Task prompt.
Reproduce the records that follow in full, excluding any picture they contain.

Some records.
+--

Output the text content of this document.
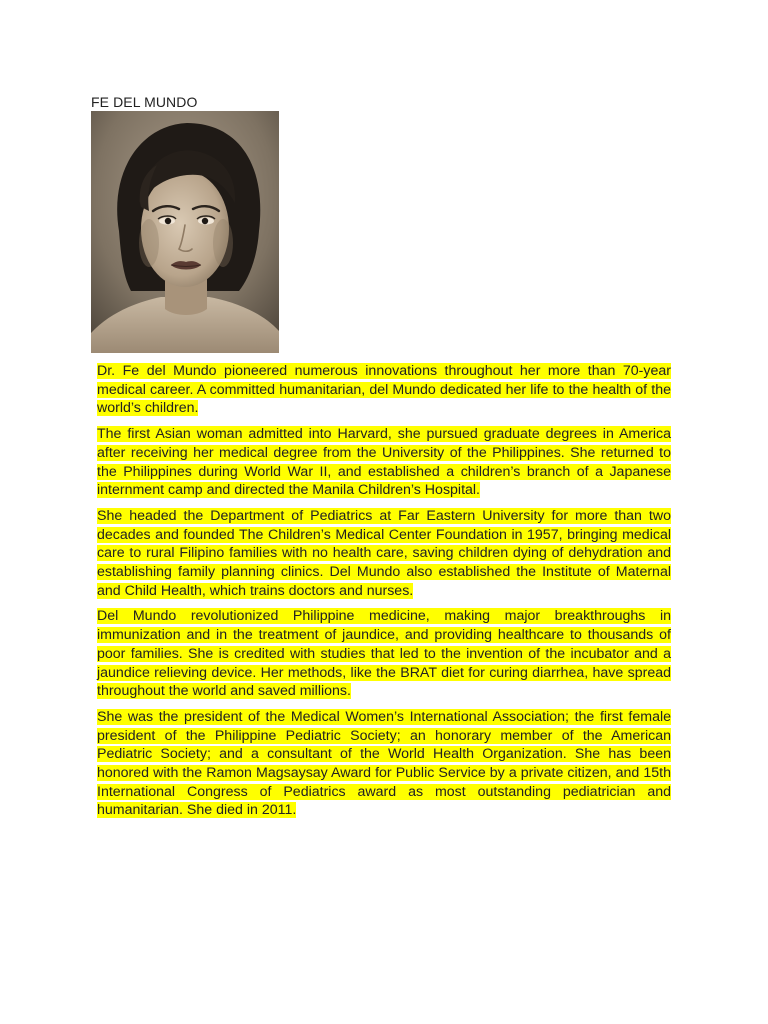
FE DEL MUNDO

Dr. Fe del Mundo pioneered numerous innovations throughout her more than 70-year medical career. A committed humanitarian, del Mundo dedicated her life to the health of the world’s children.

The first Asian woman admitted into Harvard, she pursued graduate degrees in America after receiving her medical degree from the University of the Philippines. She returned to the Philippines during World War II, and established a children’s branch of a Japanese internment camp and directed the Manila Children’s Hospital.

She headed the Department of Pediatrics at Far Eastern University for more than two decades and founded The Children’s Medical Center Foundation in 1957, bringing medical care to rural Filipino families with no health care, saving children dying of dehydration and establishing family planning clinics. Del Mundo also established the Institute of Maternal and Child Health, which trains doctors and nurses.

Del Mundo revolutionized Philippine medicine, making major breakthroughs in immunization and in the treatment of jaundice, and providing healthcare to thousands of poor families. She is credited with studies that led to the invention of the incubator and a jaundice relieving device. Her methods, like the BRAT diet for curing diarrhea, have spread throughout the world and saved millions.

She was the president of the Medical Women’s International Association; the first female president of the Philippine Pediatric Society; an honorary member of the American Pediatric Society; and a consultant of the World Health Organization. She has been honored with the Ramon Magsaysay Award for Public Service by a private citizen, and 15th International Congress of Pediatrics award as most outstanding pediatrician and humanitarian. She died in 2011.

+--

Exercise output.
Output the text content of this document.
FE DEL MUNDO

Dr. Fe del Mundo pioneered numerous innovations throughout her more than 70-year medical career. A committed humanitarian, del Mundo dedicated her life to the health of the world’s children.

The first Asian woman admitted into Harvard, she pursued graduate degrees in America after receiving her medical degree from the University of the Philippines. She returned to the Philippines during World War II, and established a children’s branch of a Japanese internment camp and directed the Manila Children’s Hospital.

She headed the Department of Pediatrics at Far Eastern University for more than two decades and founded The Children’s Medical Center Foundation in 1957, bringing medical care to rural Filipino families with no health care, saving children dying of dehydration and establishing family planning clinics. Del Mundo also established the Institute of Maternal and Child Health, which trains doctors and nurses.

Del Mundo revolutionized Philippine medicine, making major breakthroughs in immunization and in the treatment of jaundice, and providing healthcare to thousands of poor families. She is credited with studies that led to the invention of the incubator and a jaundice relieving device. Her methods, like the BRAT diet for curing diarrhea, have spread throughout the world and saved millions.

She was the president of the Medical Women’s International Association; the first female president of the Philippine Pediatric Society; an honorary member of the American Pediatric Society; and a consultant of the World Health Organization. She has been honored with the Ramon Magsaysay Award for Public Service by a private citizen, and 15th International Congress of Pediatrics award as most outstanding pediatrician and humanitarian. She died in 2011.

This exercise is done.